_Task goal_
Collect all lines below with the string "registered".

_Entries shown_

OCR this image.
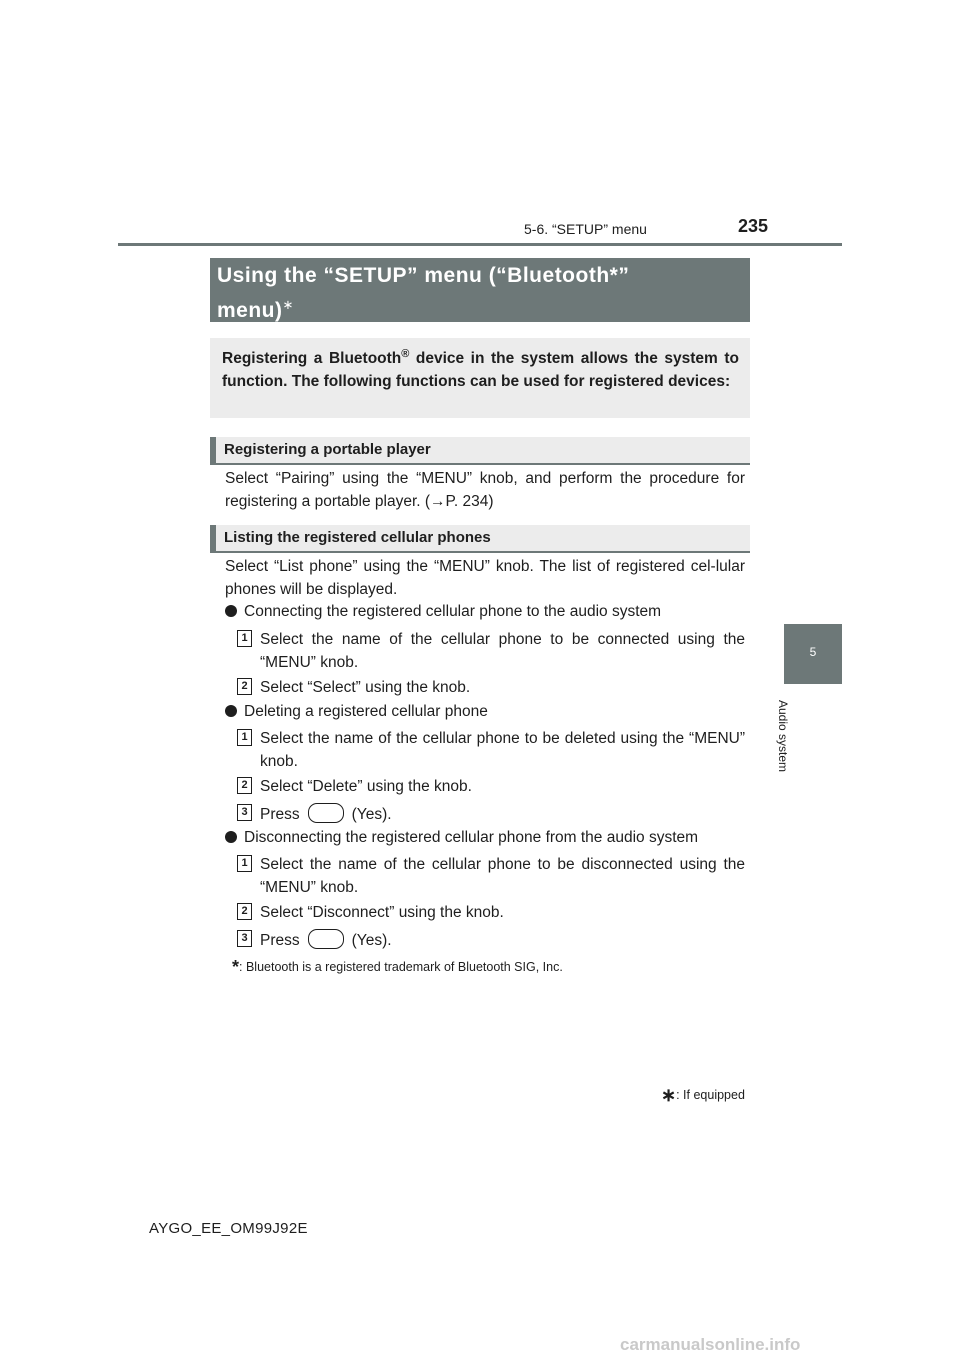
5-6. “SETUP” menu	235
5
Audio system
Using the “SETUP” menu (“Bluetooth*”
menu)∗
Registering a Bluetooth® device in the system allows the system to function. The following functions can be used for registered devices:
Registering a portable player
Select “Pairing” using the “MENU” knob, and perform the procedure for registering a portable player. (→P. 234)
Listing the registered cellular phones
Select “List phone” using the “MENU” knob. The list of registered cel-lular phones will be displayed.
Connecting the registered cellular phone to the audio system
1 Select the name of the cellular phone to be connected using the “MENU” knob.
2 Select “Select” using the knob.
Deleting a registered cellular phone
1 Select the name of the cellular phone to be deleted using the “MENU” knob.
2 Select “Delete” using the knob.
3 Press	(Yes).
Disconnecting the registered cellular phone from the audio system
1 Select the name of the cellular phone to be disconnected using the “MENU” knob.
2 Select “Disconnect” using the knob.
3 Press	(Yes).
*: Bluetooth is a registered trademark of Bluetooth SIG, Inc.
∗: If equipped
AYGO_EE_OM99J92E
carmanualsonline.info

_Exercise solution_
Registering a Bluetooth® device in the system allows the system to function. The following functions can be used for registered devices:
Listing the registered cellular phones
Select “List phone” using the “MENU” knob. The list of registered cel-lular phones will be displayed.
Connecting the registered cellular phone to the audio system
Deleting a registered cellular phone
Disconnecting the registered cellular phone from the audio system
*: Bluetooth is a registered trademark of Bluetooth SIG, Inc.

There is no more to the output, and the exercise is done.